# Start of Records shown
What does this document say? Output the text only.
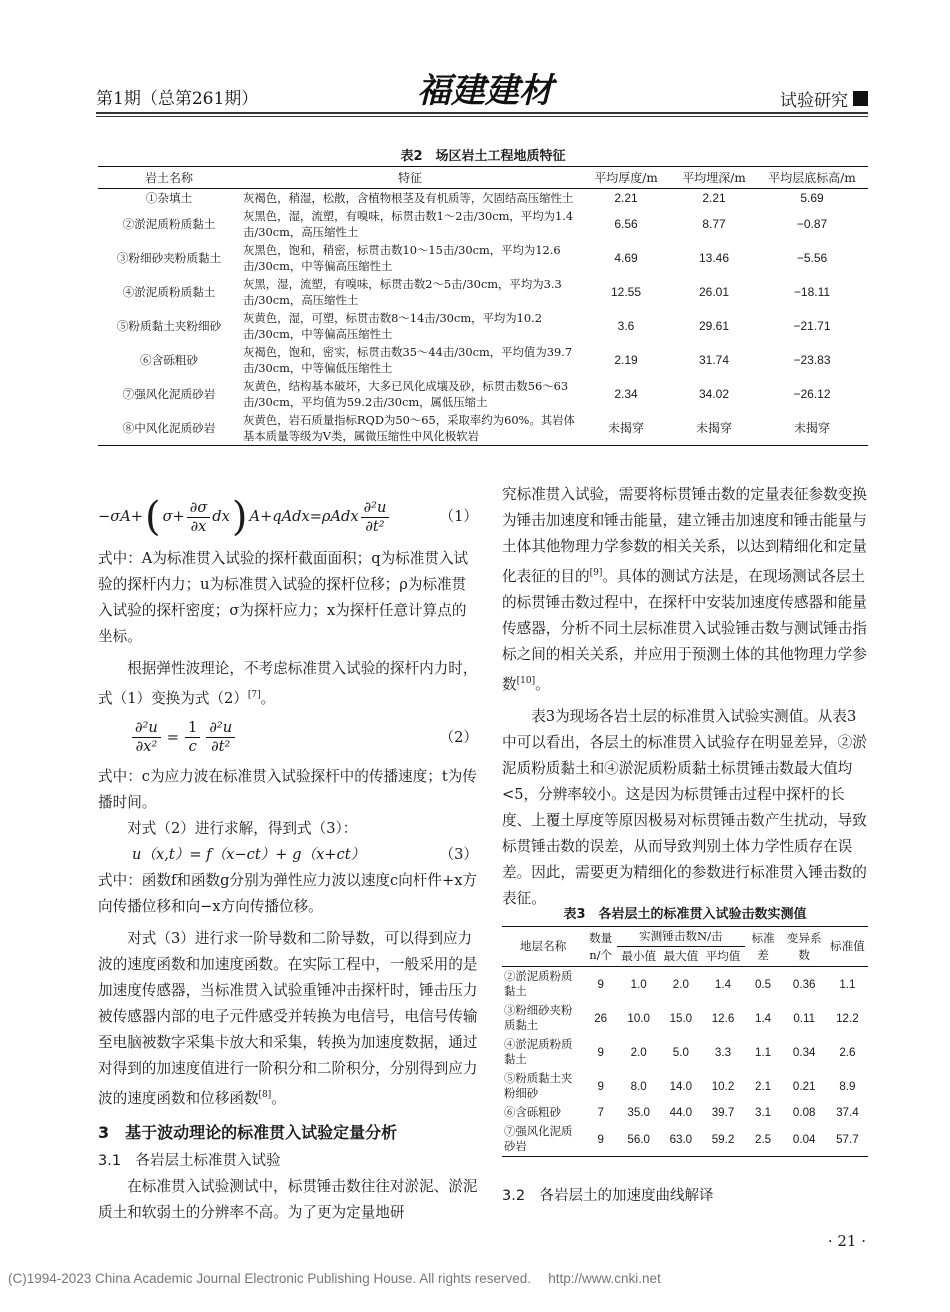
第1期（总第261期）	福建建材	试验研究
表2　场区岩土工程地质特征
岩土名称	特征	平均厚度/m	平均埋深/m	平均层底标高/m
①杂填土	灰褐色，稍湿，松散，含植物根茎及有机质等，欠固结高压缩性土	2.21	2.21	5.69
②淤泥质粉质黏土	灰黑色，湿，流塑，有嗅味，标贯击数1～2击/30cm，平均为1.4击/30cm，高压缩性土	6.56	8.77	−0.87
③粉细砂夹粉质黏土	灰黑色，饱和，稍密，标贯击数10～15击/30cm，平均为12.6击/30cm，中等偏高压缩性土	4.69	13.46	−5.56
④淤泥质粉质黏土	灰黑，湿，流塑，有嗅味，标贯击数2～5击/30cm，平均为3.3击/30cm，高压缩性土	12.55	26.01	−18.11
⑤粉质黏土夹粉细砂	灰黄色，湿，可塑，标贯击数8～14击/30cm，平均为10.2击/30cm，中等偏高压缩性土	3.6	29.61	−21.71
⑥含砾粗砂	灰褐色，饱和，密实，标贯击数35～44击/30cm，平均值为39.7击/30cm，中等偏低压缩性土	2.19	31.74	−23.83
⑦强风化泥质砂岩	灰黄色，结构基本破坏，大多已风化成壤及砂，标贯击数56～63击/30cm，平均值为59.2击/30cm，属低压缩土	2.34	34.02	−26.12
⑧中风化泥质砂岩	灰黄色，岩石质量指标RQD为50～65，采取率约为60%。其岩体基本质量等级为V类，属微压缩性中风化极软岩	未揭穿	未揭穿	未揭穿
−σA+ ( $\sigma+ \frac{\partial\sigma}{\partial x}$ dx ) A+qAdx=ρAdx $\frac{\text{∂²u}}{\text{∂t²}}$	（1）

式中：A为标准贯入试验的探杆截面面积；q为标准贯入试验的探杆内力；u为标准贯入试验的探杆位移；ρ为标准贯入试验的探杆密度；σ为探杆应力；x为探杆任意计算点的坐标。

根据弹性波理论，不考虑标准贯入试验的探杆内力时，式（1）变换为式（2）[7]。

$\frac{\text{∂²u}}{\text{∂x²}} = \frac{1}{c} \frac{\text{∂²u}}{\text{∂t²}}$	（2）

式中：c为应力波在标准贯入试验探杆中的传播速度；t为传播时间。

对式（2）进行求解，得到式（3）：

u（x,t）= f（x−ct）+ g（x+ct）	（3）

式中：函数f和函数g分别为弹性应力波以速度c向杆件+x方向传播位移和向−x方向传播位移。

对式（3）进行求一阶导数和二阶导数，可以得到应力波的速度函数和加速度函数。在实际工程中，一般采用的是加速度传感器，当标准贯入试验重锤冲击探杆时，锤击压力被传感器内部的电子元件感受并转换为电信号，电信号传输至电脑被数字采集卡放大和采集，转换为加速度数据，通过对得到的加速度值进行一阶积分和二阶积分，分别得到应力波的速度函数和位移函数[8]。

3　基于波动理论的标准贯入试验定量分析

3.1　各岩层土标准贯入试验

在标准贯入试验测试中，标贯锤击数往往对淤泥、淤泥质土和软弱土的分辨率不高。为了更为定量地研

究标准贯入试验，需要将标贯锤击数的定量表征参数变换为锤击加速度和锤击能量，建立锤击加速度和锤击能量与土体其他物理力学参数的相关关系，以达到精细化和定量化表征的目的[9]。具体的测试方法是，在现场测试各层土的标贯锤击数过程中，在探杆中安装加速度传感器和能量传感器，分析不同土层标准贯入试验锤击数与测试锤击指标之间的相关关系，并应用于预测土体的其他物理力学参数[10]。

表3为现场各岩土层的标准贯入试验实测值。从表3中可以看出，各层土的标准贯入试验存在明显差异，②淤泥质粉质黏土和④淤泥质粉质黏土标贯锤击数最大值均<5，分辨率较小。这是因为标贯锤击过程中探杆的长度、上覆土厚度等原因极易对标贯锤击数产生扰动，导致标贯锤击数的误差，从而导致判别土体力学性质存在误差。因此，需要更为精细化的参数进行标准贯入锤击数的表征。

表3　各岩层土的标准贯入试验击数实测值
地层名称	数量n/个	实测锤击数N/击			标准差	变异系数	标准值
		最小值	最大值	平均值			
②淤泥质粉质黏土	9	1.0	2.0	1.4	0.5	0.36	1.1
③粉细砂夹粉质黏土	26	10.0	15.0	12.6	1.4	0.11	12.2
④淤泥质粉质黏土	9	2.0	5.0	3.3	1.1	0.34	2.6
⑤粉质黏土夹粉细砂	9	8.0	14.0	10.2	2.1	0.21	8.9
⑥含砾粗砂	7	35.0	44.0	39.7	3.1	0.08	37.4
⑦强风化泥质砂岩	9	56.0	63.0	59.2	2.5	0.04	57.7

3.2　各岩层土的加速度曲线解译

· 21 ·
(C)1994-2023 China Academic Journal Electronic Publishing House. All rights reserved.　 http://www.cnki.net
# End of Records shown
> [Task description]: Using the listing above, show every line that includes the string "⑥含砾粗砂".

> [Correct response]:
⑥含砾粗砂	灰褐色，饱和，密实，标贯击数35～44击/30cm，平均值为39.7击/30cm，中等偏低压缩性土	2.19	31.74	−23.83
⑥含砾粗砂	7	35.0	44.0	39.7	3.1	0.08	37.4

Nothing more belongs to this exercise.